■ **THE PROBLEM**
Using the data beneath, show every line that includes the word "more".

[Data excerpts]
— START —

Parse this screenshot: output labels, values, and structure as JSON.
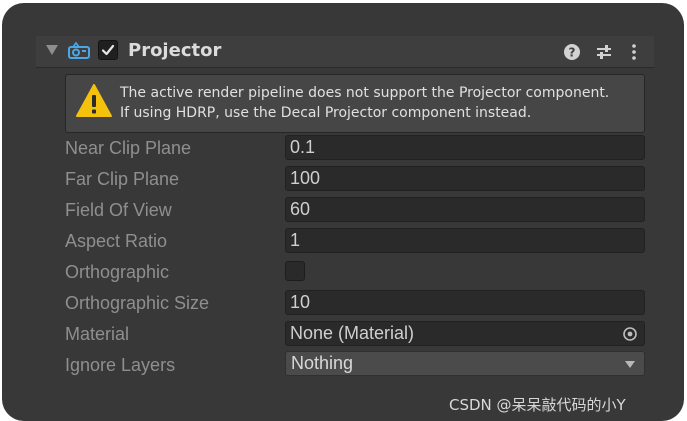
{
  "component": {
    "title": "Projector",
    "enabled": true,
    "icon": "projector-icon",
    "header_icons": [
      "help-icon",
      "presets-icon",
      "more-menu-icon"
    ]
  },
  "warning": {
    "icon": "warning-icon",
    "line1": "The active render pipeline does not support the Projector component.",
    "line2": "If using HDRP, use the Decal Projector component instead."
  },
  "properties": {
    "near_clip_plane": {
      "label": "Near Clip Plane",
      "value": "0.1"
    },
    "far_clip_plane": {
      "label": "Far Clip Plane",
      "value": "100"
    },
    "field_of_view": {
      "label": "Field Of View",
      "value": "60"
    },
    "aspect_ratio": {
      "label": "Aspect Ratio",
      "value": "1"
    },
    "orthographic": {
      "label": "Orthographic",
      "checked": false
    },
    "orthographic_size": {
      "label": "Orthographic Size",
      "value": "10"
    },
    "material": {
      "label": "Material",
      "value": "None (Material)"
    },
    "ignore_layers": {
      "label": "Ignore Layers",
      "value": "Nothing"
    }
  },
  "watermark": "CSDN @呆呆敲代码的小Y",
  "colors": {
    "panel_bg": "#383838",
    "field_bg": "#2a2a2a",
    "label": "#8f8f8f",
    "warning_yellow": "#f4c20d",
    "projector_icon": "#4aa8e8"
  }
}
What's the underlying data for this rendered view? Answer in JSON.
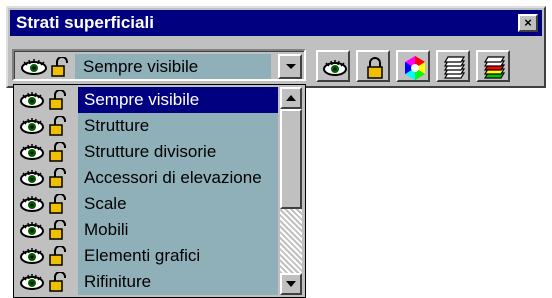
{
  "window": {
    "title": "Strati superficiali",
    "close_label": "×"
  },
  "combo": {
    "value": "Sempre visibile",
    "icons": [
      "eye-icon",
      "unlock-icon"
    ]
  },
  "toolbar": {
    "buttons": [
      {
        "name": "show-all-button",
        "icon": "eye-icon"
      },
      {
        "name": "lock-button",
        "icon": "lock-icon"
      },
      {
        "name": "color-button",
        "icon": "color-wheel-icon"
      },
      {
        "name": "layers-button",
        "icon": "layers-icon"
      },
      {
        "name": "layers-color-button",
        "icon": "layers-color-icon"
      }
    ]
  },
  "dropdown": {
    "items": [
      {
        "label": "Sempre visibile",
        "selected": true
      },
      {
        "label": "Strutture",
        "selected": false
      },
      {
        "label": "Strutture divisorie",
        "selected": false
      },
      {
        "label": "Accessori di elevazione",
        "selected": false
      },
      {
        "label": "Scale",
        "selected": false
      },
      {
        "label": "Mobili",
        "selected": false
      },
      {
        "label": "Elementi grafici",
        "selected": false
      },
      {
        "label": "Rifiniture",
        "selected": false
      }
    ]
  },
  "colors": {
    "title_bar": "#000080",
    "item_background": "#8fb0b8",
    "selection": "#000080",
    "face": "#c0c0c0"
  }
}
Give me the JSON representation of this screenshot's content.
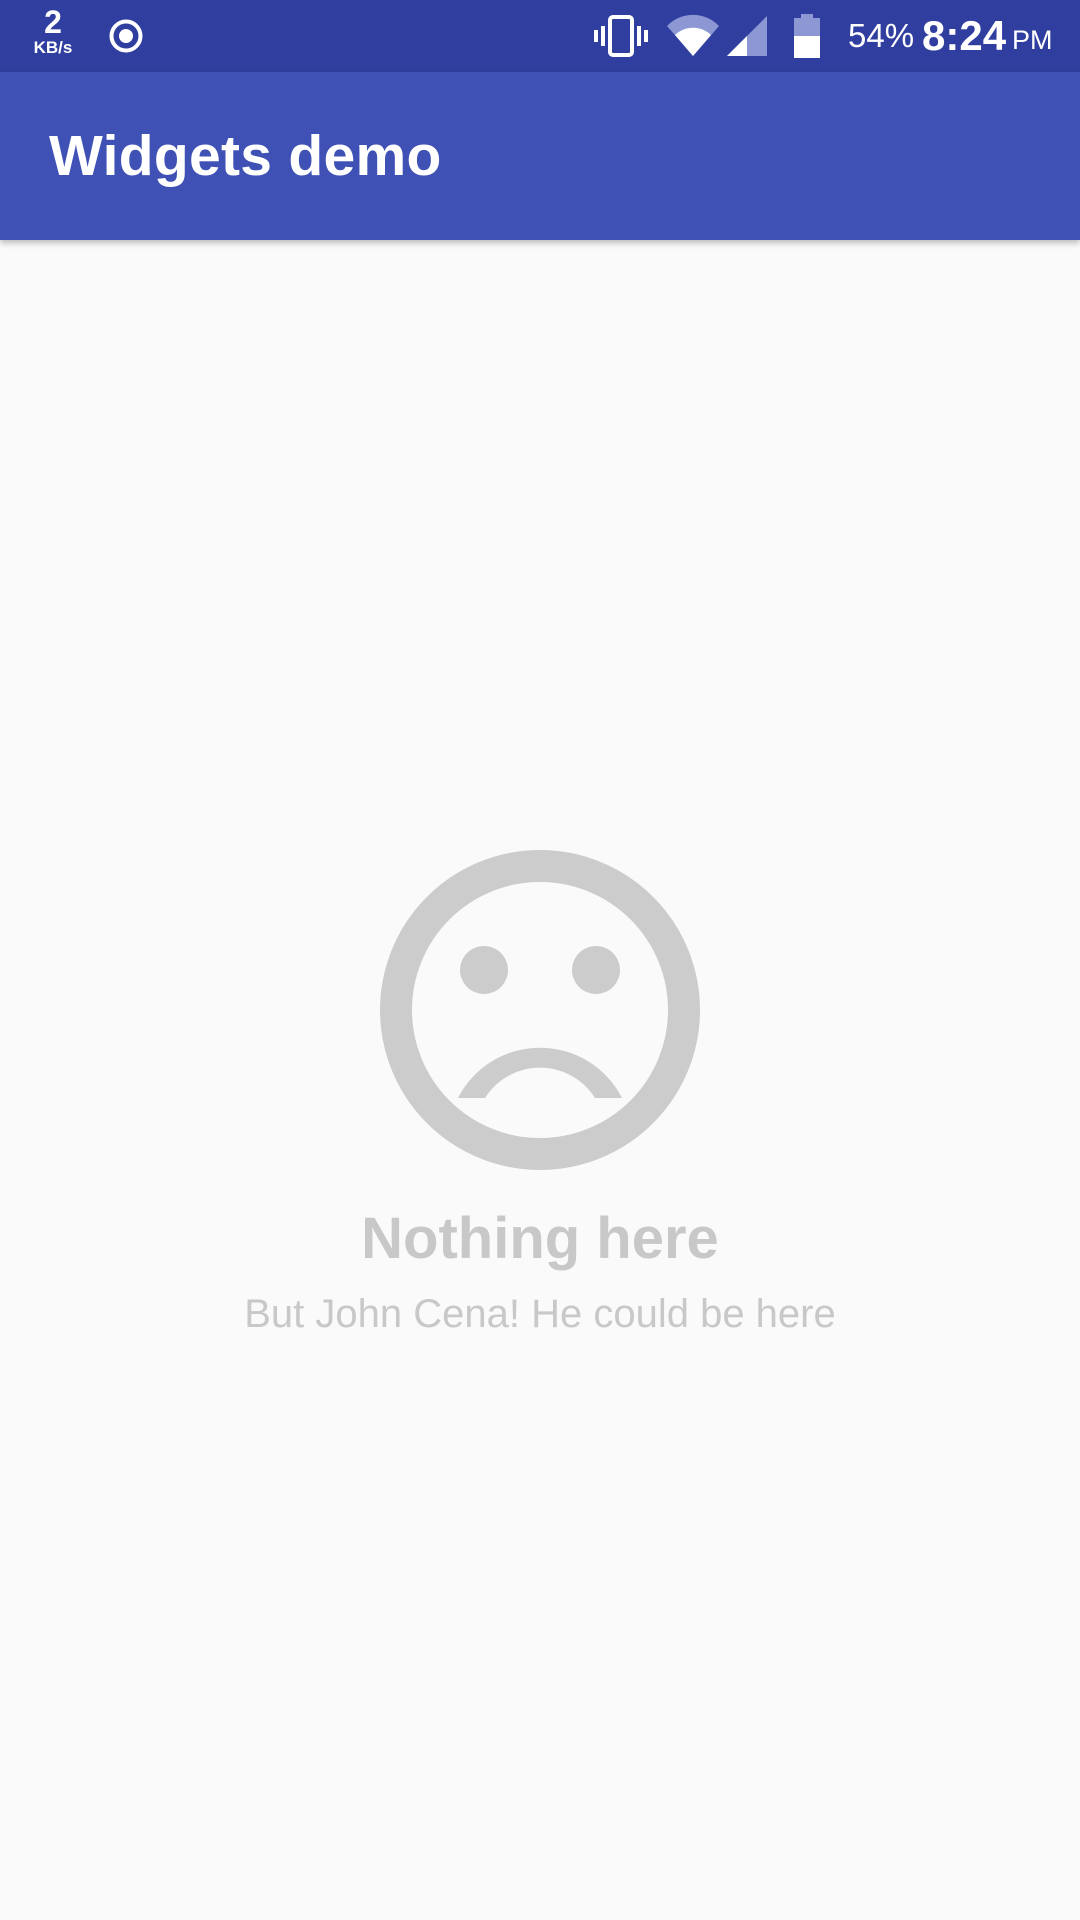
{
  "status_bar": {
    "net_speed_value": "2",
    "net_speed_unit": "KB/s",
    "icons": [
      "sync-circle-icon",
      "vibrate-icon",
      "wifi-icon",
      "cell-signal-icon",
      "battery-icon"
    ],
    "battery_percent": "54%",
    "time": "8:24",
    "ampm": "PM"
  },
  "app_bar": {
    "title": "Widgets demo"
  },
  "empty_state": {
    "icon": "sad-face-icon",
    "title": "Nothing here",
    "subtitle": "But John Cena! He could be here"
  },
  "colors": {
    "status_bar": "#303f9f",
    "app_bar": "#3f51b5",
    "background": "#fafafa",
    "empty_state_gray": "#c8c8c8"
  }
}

— END —
— START —

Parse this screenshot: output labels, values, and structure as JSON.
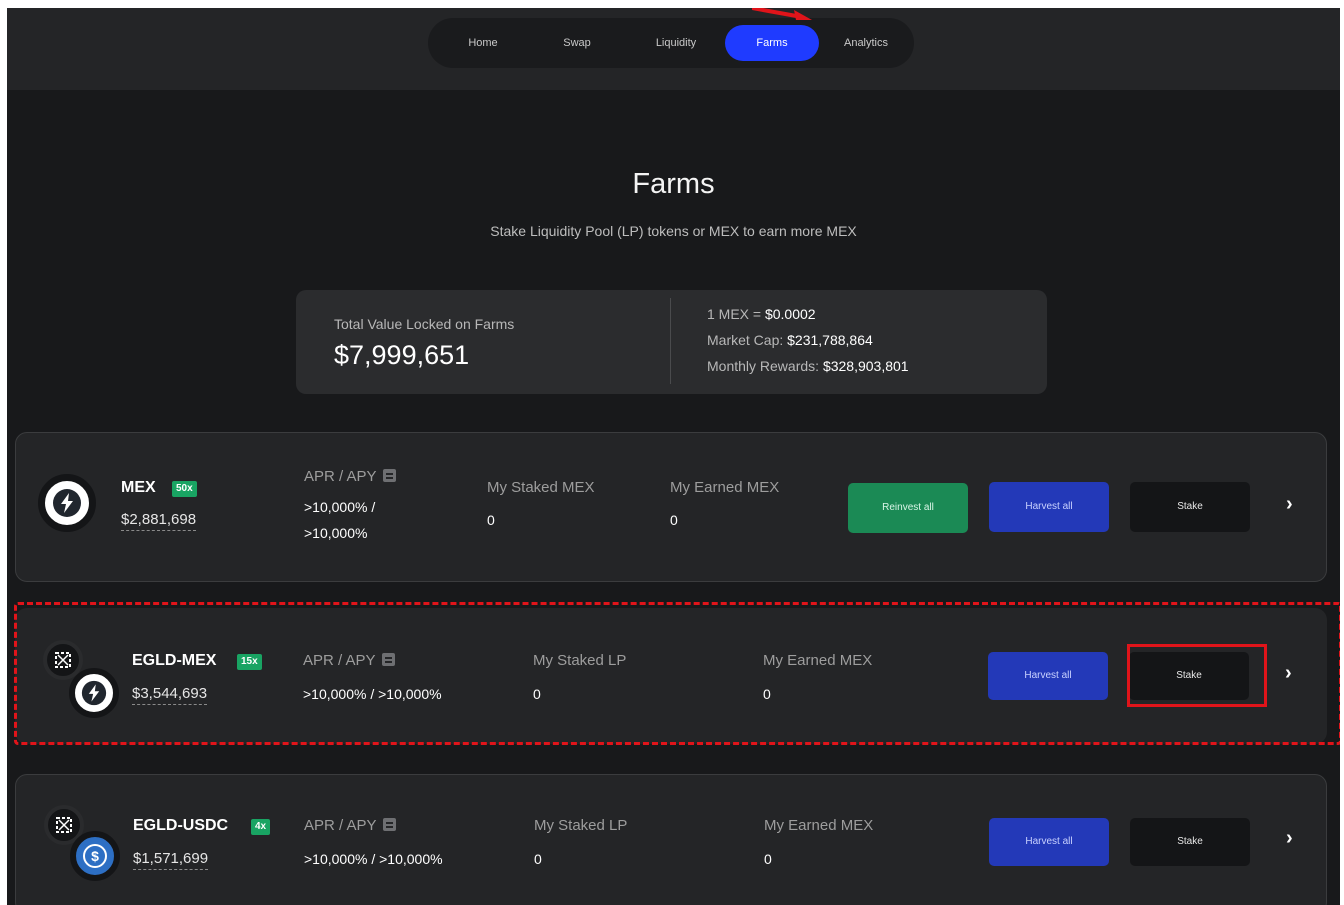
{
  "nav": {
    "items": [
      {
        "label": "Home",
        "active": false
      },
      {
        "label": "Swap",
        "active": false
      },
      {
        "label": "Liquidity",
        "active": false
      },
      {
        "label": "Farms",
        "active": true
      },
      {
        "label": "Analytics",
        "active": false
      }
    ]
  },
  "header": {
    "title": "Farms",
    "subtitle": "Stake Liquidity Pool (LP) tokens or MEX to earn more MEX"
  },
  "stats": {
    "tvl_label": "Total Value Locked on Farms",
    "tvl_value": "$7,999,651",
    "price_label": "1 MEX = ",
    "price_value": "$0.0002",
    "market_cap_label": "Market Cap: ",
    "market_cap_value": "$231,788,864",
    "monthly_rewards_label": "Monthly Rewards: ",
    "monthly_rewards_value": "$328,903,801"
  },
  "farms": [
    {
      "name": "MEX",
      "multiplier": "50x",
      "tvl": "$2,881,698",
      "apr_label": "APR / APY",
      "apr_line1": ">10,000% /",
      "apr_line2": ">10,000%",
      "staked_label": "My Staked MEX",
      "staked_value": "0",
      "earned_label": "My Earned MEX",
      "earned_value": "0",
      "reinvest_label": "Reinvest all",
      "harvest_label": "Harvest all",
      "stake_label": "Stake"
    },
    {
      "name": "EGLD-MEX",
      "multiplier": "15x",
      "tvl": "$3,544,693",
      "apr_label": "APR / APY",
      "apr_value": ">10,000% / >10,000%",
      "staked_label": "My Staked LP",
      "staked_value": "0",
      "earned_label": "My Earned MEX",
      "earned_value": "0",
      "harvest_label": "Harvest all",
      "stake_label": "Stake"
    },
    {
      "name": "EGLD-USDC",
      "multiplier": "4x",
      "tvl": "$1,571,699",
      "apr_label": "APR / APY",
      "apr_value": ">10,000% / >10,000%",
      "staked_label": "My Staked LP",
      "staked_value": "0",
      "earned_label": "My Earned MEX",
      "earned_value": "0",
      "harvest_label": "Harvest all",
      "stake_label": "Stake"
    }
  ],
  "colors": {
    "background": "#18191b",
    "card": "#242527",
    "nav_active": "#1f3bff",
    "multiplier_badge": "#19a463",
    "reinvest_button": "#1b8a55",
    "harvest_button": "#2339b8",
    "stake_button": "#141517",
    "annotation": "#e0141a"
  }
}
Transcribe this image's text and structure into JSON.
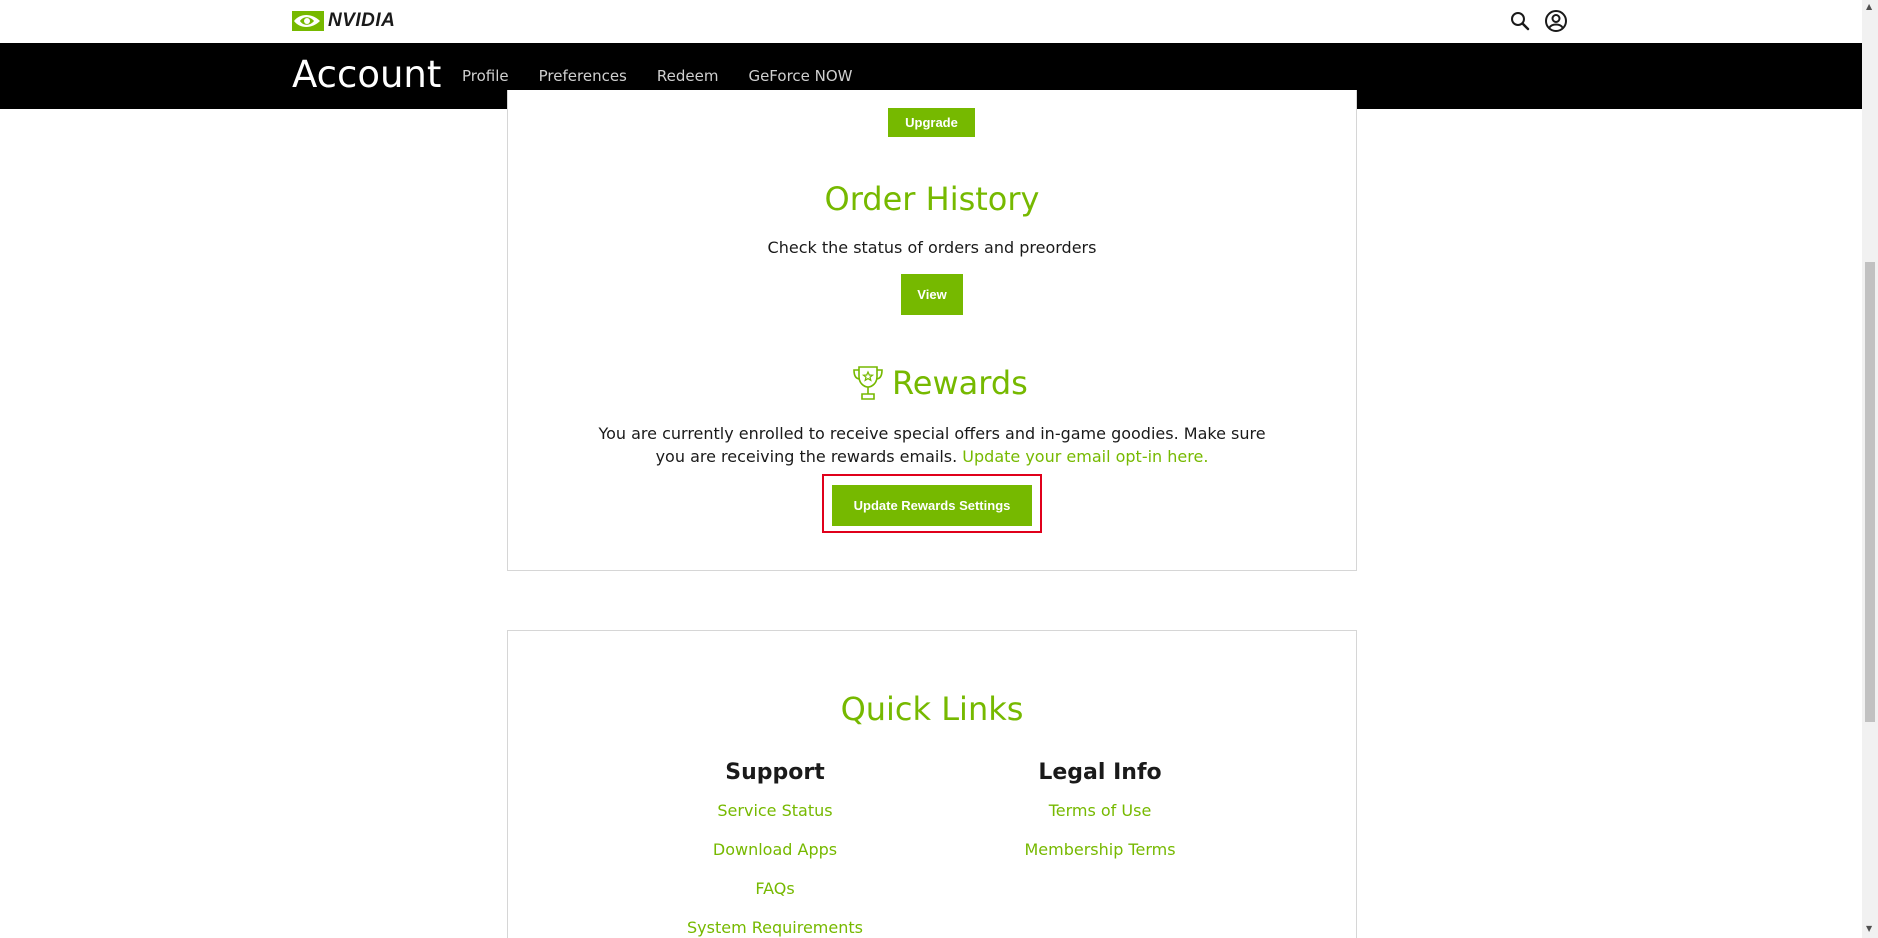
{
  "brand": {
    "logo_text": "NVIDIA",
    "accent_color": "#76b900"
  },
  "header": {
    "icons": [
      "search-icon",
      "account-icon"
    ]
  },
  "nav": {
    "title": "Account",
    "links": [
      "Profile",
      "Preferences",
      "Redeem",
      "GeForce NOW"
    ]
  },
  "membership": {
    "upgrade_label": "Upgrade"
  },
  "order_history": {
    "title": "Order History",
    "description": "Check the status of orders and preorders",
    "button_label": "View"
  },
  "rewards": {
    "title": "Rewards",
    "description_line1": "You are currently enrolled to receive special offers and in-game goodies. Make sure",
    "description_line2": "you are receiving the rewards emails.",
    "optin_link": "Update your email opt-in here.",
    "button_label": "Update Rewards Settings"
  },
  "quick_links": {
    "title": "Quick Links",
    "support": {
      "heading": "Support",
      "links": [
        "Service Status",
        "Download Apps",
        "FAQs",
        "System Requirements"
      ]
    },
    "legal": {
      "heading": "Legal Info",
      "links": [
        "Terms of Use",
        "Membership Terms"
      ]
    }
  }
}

— END —

■ **WRITTEN REPLY**
      "more-menu-icon"
    "subtitle": "Stake Liquidity Pool (LP) tokens or MEX to earn more MEX"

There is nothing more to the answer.